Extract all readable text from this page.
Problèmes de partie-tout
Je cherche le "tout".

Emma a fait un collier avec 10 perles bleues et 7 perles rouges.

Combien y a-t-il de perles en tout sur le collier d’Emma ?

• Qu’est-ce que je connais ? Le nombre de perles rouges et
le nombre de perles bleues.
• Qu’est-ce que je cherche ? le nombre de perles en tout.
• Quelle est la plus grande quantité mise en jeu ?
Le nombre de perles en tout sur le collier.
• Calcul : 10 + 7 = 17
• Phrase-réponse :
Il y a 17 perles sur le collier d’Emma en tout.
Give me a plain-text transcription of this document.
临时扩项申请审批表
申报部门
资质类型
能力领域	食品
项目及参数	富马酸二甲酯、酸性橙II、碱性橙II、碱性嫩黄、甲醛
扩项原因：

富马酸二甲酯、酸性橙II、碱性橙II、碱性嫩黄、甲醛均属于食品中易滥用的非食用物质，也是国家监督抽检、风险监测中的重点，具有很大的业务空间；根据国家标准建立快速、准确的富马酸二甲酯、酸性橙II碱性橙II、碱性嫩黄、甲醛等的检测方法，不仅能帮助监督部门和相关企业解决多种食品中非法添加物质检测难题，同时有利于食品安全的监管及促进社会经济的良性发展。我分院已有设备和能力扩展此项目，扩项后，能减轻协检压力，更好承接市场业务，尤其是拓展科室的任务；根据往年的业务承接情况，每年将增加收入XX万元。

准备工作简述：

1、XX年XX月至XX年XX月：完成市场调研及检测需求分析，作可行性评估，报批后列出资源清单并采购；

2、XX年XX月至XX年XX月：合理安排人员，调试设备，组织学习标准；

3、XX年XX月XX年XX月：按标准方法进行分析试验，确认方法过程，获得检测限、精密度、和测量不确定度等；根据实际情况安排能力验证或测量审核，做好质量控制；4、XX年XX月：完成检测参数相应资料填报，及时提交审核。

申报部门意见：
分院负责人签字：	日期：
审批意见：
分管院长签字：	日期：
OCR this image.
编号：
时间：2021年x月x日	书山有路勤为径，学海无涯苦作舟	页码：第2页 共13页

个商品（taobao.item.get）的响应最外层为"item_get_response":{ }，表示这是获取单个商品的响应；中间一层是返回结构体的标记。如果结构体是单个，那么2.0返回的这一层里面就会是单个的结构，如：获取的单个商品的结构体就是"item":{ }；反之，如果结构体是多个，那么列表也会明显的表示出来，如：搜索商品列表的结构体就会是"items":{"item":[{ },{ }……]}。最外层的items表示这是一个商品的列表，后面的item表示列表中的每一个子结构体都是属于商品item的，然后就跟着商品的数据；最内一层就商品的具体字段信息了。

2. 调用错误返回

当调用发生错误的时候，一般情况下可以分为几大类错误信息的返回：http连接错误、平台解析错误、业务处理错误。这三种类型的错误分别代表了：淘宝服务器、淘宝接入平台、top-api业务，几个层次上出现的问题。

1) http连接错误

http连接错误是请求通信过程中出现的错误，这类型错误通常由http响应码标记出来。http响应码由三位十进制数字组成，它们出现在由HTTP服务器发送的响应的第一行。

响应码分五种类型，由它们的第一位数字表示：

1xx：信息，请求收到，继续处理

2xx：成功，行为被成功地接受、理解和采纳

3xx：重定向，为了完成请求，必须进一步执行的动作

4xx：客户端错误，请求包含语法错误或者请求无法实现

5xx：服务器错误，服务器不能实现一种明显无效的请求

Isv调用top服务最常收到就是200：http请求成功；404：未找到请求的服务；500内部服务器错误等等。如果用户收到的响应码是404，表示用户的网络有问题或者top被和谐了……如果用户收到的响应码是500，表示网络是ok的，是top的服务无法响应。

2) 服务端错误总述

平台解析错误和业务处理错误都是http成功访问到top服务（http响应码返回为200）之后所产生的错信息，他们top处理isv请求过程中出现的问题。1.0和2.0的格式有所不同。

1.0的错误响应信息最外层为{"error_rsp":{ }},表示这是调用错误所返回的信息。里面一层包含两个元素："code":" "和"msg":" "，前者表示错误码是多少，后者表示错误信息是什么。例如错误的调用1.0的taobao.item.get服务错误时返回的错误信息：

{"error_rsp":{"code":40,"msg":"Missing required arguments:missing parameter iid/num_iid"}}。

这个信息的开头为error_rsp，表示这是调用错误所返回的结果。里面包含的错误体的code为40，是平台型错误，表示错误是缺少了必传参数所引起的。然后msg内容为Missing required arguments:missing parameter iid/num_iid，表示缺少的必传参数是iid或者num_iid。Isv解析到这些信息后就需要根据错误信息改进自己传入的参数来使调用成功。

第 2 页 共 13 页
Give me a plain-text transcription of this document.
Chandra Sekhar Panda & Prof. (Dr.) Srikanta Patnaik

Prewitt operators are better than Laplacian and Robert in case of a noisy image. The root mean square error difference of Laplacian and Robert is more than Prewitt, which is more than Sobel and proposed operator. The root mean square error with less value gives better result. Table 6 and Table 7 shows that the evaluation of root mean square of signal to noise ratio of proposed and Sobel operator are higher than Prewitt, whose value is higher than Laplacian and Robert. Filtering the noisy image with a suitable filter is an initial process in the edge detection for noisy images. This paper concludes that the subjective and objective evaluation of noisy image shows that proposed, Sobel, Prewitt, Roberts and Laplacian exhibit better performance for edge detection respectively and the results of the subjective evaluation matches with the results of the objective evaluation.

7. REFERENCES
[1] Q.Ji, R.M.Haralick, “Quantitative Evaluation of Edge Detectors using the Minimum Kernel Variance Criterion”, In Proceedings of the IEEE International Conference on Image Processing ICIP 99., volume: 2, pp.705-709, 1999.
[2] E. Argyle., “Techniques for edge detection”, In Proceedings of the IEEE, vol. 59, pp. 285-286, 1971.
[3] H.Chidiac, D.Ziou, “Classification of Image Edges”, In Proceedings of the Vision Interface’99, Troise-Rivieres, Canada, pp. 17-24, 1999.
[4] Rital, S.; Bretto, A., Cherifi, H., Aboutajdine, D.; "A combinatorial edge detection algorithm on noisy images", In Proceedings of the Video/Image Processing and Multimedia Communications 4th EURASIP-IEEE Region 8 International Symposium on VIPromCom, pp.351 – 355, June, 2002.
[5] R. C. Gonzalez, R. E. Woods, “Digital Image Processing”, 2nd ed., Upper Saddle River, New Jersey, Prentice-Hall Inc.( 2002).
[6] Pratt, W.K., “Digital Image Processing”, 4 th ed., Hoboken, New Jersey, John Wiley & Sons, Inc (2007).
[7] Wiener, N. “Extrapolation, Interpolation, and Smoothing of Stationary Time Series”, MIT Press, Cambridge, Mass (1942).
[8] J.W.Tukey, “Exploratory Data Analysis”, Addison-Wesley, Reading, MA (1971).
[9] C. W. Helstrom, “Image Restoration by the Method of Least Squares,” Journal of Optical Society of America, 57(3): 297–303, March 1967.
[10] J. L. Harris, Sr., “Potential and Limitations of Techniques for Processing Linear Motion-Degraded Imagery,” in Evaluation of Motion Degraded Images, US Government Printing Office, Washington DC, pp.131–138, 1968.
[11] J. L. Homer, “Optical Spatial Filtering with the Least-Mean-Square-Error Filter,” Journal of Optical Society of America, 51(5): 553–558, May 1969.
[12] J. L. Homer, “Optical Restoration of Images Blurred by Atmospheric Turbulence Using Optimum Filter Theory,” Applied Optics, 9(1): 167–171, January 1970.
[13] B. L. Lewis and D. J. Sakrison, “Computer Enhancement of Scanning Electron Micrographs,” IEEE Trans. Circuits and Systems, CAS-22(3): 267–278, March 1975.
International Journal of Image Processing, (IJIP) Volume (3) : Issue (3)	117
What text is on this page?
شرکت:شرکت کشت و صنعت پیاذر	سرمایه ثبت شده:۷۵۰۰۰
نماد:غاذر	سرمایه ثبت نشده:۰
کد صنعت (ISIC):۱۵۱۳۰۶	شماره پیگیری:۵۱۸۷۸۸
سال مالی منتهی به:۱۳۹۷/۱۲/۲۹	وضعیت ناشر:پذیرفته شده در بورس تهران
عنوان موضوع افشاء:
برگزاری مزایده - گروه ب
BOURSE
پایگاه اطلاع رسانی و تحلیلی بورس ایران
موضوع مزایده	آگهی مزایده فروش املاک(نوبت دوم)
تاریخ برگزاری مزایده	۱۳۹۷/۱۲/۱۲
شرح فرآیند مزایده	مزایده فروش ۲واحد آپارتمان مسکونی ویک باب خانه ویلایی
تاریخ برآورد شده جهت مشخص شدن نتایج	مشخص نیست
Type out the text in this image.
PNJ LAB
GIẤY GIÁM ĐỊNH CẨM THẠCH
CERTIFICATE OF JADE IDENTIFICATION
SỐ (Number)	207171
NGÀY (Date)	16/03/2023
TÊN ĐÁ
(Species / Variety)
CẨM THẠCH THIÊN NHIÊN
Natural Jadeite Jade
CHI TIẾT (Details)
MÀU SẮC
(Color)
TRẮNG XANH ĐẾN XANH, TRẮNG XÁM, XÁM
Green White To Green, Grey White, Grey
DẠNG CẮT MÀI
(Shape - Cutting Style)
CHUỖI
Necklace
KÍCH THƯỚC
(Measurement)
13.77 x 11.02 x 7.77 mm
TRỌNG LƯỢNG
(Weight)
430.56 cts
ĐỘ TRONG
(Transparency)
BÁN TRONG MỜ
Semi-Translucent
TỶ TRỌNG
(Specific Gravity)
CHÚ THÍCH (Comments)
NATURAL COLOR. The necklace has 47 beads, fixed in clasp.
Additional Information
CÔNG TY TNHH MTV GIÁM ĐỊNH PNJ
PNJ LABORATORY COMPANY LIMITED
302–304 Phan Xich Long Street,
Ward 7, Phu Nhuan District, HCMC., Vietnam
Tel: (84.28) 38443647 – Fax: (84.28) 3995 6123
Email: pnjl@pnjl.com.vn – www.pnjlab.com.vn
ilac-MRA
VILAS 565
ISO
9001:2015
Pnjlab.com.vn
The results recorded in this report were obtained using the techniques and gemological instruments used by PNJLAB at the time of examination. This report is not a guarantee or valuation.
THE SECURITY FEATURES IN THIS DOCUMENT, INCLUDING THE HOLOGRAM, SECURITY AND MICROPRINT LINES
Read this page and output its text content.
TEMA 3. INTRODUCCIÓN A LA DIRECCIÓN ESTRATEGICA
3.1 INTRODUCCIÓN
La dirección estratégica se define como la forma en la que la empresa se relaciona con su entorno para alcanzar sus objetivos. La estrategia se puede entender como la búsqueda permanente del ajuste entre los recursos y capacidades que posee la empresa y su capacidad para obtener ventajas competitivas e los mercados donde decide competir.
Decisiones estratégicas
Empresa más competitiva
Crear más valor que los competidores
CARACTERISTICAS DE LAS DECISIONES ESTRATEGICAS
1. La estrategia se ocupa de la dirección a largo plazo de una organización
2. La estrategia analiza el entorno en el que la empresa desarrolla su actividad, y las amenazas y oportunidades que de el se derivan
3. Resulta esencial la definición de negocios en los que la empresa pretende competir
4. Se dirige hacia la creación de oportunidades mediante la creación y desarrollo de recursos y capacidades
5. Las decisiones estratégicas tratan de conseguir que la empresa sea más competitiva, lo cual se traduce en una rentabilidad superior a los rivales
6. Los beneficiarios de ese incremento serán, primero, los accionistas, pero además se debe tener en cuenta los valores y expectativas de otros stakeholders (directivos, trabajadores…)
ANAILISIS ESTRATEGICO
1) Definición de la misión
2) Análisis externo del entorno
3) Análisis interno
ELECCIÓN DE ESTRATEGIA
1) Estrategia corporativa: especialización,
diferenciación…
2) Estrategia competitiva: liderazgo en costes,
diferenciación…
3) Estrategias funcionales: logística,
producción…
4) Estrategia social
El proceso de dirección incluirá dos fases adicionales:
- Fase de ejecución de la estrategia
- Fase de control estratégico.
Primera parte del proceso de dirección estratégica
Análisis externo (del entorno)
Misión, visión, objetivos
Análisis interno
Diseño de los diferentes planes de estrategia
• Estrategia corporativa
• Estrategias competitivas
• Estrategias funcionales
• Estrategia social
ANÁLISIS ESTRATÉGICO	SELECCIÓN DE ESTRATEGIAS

⁂

## YOUR GOAL
Search the data above for the string "perles" and copy each line that has it.

## ANSWER BELOW
Emma a fait un collier avec 10 perles bleues et 7 perles rouges.
Combien y a-t-il de perles en tout sur le collier d’Emma ?
• Qu’est-ce que je connais ? Le nombre de perles rouges et
le nombre de perles bleues.
• Qu’est-ce que je cherche ? le nombre de perles en tout.
Le nombre de perles en tout sur le collier.
Il y a 17 perles sur le collier d’Emma en tout.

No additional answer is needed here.